TASK PROMPT. Tally the lines containing the word "Value", and report the tally alone.

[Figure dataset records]

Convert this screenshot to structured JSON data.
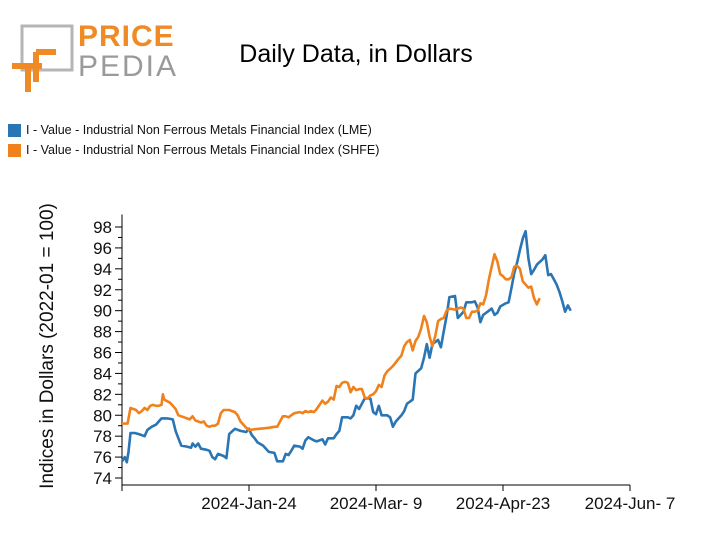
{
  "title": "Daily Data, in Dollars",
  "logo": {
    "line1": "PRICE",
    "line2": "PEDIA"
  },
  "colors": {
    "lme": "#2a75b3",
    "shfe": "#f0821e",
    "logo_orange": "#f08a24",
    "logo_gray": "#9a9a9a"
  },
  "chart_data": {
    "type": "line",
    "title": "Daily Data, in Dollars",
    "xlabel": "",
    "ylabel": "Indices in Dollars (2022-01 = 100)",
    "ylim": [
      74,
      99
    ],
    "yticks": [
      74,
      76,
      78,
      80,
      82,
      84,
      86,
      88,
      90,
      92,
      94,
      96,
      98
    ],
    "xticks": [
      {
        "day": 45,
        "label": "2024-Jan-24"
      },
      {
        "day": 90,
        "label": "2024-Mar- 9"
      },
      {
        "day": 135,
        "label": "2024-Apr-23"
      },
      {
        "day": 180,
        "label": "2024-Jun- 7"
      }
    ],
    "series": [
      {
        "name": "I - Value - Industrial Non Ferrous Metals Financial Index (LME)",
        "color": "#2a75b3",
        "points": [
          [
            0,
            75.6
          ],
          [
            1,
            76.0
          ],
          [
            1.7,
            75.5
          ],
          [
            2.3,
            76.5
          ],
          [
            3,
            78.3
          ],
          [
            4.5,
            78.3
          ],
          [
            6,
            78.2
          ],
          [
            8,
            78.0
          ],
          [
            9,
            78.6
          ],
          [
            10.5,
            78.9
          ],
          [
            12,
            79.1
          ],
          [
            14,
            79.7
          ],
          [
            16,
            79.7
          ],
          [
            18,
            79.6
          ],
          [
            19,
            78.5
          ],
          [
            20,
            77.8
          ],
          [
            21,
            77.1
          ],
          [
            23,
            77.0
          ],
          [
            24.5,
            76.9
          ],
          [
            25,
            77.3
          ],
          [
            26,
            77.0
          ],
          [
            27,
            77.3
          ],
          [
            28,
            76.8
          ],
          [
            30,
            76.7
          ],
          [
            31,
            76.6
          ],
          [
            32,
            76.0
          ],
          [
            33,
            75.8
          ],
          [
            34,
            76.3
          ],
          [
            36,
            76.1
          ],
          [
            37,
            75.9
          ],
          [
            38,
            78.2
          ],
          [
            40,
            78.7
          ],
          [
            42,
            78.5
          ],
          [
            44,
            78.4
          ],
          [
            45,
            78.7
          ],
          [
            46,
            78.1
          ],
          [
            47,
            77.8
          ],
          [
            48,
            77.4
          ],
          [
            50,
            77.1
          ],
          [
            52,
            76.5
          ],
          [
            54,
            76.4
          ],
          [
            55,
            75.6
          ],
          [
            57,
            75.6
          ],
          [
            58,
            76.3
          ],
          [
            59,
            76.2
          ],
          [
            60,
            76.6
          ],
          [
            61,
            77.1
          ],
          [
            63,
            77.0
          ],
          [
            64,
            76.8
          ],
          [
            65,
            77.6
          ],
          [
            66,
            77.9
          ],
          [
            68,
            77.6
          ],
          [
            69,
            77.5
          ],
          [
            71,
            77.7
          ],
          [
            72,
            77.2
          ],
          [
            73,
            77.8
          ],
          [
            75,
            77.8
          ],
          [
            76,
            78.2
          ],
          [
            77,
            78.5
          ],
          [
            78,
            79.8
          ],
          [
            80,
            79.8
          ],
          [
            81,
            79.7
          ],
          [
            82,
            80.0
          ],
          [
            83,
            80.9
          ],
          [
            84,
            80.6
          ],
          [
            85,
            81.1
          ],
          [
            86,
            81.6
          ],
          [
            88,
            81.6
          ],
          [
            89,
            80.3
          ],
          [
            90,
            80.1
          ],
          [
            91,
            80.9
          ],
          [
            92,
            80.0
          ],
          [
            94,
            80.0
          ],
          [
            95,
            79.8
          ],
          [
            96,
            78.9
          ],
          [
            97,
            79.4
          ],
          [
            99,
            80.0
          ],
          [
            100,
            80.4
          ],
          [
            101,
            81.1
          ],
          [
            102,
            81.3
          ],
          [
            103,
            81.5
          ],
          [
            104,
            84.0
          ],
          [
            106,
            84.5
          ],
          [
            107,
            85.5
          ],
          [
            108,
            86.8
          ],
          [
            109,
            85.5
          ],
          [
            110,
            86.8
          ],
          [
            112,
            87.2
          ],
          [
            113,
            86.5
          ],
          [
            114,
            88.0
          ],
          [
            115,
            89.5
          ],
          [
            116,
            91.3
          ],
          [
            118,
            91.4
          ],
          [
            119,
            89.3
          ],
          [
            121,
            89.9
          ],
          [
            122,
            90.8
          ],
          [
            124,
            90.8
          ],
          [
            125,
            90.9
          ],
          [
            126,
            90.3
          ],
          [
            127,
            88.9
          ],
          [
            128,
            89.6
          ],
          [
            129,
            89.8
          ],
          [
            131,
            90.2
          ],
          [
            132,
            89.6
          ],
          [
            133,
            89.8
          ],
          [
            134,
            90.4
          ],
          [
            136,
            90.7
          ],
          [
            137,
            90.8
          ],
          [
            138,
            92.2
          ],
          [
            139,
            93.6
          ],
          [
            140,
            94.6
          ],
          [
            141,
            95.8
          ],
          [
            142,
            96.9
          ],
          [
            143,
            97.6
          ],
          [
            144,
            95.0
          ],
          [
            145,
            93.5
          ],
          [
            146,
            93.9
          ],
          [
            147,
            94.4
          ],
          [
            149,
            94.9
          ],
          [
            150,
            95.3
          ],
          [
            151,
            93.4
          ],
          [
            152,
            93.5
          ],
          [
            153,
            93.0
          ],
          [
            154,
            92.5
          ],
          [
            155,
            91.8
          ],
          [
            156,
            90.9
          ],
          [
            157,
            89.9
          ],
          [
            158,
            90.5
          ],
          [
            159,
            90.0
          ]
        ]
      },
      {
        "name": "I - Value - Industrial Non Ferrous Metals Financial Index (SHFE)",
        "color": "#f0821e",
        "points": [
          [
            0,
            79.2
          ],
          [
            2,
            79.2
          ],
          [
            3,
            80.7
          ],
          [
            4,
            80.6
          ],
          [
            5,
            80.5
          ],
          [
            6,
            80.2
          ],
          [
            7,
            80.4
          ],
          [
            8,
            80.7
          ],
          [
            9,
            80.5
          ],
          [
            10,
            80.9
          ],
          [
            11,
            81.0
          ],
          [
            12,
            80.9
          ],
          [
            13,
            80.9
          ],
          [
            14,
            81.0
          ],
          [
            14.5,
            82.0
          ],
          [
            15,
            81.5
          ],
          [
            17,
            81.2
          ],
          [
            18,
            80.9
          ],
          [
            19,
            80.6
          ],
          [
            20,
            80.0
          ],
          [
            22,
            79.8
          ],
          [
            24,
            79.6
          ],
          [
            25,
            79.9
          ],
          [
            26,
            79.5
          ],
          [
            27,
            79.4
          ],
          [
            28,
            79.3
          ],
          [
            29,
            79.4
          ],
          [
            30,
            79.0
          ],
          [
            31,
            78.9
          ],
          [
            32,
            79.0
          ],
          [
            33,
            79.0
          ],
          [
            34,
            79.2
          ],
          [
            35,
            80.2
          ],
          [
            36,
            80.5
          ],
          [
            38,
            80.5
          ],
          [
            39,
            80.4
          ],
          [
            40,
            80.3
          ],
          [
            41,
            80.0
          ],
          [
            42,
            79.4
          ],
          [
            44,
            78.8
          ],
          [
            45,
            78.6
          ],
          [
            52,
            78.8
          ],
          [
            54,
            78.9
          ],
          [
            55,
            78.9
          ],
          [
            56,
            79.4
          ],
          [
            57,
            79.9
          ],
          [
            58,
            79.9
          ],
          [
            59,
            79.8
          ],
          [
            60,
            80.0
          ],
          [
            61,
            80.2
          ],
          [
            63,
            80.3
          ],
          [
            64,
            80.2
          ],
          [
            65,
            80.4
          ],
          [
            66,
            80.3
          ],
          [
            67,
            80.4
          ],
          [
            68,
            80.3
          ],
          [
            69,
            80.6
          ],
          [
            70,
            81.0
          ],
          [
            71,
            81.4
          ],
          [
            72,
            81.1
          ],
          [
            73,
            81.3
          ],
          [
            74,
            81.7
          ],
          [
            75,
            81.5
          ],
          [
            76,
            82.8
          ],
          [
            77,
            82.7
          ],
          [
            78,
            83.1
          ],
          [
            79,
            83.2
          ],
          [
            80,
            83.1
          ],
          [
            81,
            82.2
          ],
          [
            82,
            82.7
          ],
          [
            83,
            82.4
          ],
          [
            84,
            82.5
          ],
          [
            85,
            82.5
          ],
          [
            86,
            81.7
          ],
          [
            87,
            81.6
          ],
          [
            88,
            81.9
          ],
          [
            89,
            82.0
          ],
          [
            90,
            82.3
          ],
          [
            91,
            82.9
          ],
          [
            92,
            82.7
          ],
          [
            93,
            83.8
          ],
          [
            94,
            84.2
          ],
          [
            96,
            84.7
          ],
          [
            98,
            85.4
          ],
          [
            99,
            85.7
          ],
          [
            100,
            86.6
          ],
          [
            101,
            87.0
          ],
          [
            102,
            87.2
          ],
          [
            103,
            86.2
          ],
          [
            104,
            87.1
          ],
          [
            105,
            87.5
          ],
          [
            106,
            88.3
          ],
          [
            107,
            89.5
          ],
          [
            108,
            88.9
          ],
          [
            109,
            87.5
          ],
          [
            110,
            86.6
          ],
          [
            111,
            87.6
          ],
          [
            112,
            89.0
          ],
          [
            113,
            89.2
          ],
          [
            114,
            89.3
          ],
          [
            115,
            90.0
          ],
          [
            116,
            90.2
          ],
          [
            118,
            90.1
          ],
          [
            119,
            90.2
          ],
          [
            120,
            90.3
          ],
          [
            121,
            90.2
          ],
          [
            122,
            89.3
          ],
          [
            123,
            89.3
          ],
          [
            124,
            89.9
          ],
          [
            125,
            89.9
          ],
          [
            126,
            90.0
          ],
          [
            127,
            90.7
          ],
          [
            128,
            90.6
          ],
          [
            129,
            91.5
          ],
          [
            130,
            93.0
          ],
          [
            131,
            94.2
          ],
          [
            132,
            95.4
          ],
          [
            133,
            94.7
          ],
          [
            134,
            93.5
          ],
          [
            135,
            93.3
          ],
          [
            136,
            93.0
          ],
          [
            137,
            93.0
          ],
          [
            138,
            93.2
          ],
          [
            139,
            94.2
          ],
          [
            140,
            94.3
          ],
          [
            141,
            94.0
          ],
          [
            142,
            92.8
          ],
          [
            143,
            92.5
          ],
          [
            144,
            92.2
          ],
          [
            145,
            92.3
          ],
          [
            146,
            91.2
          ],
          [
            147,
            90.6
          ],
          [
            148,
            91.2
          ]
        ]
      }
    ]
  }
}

CORRECT RESULT. 2